Extract from the listing each line in which the word "Strength" appears.

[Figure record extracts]
* start *

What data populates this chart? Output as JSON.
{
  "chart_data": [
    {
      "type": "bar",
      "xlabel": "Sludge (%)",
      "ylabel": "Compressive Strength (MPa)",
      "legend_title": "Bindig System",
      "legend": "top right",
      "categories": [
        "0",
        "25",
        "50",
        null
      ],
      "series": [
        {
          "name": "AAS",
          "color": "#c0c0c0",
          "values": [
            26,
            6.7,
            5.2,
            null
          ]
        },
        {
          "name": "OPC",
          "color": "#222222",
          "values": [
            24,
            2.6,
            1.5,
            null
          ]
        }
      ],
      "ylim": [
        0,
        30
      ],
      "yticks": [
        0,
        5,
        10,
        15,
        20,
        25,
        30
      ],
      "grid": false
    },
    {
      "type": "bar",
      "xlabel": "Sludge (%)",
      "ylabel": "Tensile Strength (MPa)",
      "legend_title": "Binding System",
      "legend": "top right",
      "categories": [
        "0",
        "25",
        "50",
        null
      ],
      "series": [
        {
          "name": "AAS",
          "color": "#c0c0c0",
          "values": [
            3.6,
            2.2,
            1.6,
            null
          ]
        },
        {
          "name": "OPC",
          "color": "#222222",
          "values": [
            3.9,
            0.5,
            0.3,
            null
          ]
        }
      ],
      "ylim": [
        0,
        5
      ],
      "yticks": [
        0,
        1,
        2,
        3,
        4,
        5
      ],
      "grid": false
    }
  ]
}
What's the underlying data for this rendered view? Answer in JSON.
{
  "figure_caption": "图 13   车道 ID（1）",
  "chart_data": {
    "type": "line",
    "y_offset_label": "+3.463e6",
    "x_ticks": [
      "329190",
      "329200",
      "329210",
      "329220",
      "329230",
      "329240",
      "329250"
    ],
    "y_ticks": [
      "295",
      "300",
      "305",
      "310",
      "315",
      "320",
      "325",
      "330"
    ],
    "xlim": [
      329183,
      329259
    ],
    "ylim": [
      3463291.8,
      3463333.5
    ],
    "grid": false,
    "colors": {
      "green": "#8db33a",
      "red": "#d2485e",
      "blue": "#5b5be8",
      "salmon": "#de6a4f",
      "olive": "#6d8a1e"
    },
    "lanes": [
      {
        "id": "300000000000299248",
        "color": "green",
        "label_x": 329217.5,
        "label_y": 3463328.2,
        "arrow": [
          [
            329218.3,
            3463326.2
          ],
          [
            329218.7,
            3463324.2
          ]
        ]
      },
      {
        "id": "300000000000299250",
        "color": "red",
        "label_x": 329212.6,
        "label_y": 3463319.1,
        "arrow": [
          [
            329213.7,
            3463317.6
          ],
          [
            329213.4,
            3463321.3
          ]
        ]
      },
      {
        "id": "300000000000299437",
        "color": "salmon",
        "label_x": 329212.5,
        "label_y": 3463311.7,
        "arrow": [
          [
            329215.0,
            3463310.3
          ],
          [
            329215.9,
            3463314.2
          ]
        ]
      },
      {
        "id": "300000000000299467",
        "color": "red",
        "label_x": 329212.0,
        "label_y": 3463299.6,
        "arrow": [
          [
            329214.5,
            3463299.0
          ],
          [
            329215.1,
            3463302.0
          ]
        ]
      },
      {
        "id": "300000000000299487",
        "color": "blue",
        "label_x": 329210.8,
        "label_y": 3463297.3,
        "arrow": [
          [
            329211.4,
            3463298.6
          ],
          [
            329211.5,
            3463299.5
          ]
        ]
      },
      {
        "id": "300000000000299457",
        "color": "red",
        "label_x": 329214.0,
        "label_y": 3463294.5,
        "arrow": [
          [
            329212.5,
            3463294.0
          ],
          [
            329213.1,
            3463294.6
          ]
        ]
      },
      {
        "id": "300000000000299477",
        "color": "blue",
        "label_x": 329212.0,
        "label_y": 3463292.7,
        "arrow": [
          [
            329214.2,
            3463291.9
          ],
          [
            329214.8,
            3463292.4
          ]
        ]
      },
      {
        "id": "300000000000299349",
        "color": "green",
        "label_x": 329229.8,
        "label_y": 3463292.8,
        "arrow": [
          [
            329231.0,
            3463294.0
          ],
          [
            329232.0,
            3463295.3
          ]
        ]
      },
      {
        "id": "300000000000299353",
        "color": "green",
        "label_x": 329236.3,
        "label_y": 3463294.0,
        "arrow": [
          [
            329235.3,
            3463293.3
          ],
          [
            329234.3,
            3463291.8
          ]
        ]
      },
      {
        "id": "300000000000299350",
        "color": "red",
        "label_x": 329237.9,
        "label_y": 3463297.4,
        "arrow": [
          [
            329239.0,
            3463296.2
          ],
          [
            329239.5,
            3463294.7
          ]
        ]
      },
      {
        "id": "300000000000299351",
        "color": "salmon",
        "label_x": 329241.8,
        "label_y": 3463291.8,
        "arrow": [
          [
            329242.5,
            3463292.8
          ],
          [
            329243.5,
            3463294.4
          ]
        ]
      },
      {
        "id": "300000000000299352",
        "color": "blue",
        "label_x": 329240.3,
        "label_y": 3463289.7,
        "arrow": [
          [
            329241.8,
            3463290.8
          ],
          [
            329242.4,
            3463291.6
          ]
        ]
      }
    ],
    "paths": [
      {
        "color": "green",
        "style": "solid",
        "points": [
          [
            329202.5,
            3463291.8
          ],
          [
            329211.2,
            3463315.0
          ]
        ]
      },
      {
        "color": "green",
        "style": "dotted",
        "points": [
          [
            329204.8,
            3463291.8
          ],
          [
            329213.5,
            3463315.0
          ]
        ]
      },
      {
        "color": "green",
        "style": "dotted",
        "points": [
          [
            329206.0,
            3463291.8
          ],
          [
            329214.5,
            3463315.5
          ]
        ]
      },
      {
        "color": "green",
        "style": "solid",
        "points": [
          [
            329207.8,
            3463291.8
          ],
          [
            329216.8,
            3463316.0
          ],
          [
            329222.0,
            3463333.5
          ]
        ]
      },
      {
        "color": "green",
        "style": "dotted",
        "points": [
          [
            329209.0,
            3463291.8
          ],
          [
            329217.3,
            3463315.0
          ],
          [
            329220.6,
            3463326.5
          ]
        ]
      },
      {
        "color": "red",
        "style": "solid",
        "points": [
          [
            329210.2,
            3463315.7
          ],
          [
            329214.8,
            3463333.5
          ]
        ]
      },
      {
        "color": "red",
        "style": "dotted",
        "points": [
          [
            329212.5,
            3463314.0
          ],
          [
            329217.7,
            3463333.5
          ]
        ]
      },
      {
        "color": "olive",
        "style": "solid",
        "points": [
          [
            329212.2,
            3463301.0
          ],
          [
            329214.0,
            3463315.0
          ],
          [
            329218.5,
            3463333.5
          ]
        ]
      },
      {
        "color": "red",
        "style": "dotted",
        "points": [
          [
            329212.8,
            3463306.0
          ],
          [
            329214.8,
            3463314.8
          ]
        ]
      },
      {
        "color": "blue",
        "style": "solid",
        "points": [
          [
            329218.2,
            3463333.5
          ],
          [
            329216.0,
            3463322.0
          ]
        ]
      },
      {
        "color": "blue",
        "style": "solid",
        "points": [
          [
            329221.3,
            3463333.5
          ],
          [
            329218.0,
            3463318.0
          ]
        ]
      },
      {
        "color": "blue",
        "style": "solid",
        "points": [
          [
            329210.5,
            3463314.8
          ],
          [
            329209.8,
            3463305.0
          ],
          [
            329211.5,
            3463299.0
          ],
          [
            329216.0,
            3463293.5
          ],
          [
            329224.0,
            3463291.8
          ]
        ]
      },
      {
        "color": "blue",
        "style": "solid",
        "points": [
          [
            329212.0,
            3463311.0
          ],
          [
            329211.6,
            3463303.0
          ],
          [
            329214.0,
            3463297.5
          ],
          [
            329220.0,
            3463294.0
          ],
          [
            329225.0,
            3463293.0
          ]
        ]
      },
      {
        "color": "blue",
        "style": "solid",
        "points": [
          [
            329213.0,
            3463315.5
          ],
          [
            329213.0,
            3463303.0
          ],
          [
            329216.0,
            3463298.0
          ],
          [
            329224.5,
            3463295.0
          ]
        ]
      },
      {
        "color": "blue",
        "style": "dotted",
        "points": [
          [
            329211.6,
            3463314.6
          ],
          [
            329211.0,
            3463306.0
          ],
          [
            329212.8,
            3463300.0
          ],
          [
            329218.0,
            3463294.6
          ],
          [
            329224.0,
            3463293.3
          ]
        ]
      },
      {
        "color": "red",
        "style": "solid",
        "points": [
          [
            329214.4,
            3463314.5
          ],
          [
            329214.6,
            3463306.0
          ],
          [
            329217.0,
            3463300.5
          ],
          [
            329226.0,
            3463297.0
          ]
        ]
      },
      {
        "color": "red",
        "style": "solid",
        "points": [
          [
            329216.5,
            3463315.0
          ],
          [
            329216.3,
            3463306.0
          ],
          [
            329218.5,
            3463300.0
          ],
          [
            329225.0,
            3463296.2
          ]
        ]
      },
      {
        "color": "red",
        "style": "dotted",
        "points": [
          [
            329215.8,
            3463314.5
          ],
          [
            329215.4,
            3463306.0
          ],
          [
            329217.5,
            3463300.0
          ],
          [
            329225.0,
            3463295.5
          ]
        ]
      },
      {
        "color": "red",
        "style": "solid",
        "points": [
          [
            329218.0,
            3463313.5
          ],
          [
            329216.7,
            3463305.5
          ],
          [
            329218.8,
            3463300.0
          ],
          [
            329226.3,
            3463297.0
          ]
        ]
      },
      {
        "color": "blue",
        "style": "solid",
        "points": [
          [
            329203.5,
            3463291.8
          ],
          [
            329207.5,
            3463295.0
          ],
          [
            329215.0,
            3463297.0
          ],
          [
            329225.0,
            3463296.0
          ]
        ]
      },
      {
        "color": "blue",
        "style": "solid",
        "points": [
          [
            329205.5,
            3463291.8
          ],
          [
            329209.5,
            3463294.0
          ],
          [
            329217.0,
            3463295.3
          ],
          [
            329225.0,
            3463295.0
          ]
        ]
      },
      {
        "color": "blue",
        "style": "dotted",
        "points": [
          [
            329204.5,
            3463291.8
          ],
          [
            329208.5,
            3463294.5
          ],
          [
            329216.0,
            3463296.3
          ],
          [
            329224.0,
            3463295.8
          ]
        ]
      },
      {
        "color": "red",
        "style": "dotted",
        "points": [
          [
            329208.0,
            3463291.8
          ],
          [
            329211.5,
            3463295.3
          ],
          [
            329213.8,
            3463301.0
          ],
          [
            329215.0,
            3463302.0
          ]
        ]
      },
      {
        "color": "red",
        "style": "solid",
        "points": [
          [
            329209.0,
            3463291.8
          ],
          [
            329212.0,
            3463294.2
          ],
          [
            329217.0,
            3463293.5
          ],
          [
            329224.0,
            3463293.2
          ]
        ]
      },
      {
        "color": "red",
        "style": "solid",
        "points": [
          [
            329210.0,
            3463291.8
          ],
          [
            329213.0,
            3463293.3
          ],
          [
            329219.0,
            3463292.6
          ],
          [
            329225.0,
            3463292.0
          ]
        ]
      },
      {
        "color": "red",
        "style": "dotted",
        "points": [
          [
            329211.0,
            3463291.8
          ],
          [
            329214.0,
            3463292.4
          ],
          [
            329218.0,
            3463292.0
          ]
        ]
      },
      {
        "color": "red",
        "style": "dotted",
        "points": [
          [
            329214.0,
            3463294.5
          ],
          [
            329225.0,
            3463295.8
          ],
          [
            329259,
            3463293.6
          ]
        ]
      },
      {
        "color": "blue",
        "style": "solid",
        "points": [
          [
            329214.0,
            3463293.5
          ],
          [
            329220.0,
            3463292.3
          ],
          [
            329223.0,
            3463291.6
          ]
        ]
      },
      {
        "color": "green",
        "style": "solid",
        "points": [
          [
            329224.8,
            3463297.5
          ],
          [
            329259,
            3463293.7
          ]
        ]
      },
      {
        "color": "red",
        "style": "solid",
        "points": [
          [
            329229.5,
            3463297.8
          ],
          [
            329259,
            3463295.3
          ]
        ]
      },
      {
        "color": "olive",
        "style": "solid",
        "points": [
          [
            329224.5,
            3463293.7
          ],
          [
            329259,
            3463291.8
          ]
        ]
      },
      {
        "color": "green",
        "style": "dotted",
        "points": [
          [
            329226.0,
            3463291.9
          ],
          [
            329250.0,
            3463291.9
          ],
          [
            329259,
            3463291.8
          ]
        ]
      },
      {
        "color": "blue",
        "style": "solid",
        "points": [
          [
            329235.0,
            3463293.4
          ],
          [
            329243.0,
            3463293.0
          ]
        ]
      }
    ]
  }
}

* end *

- [The answer]
      "ylabel": "Compressive Strength (MPa)",
      "ylabel": "Tensile Strength (MPa)",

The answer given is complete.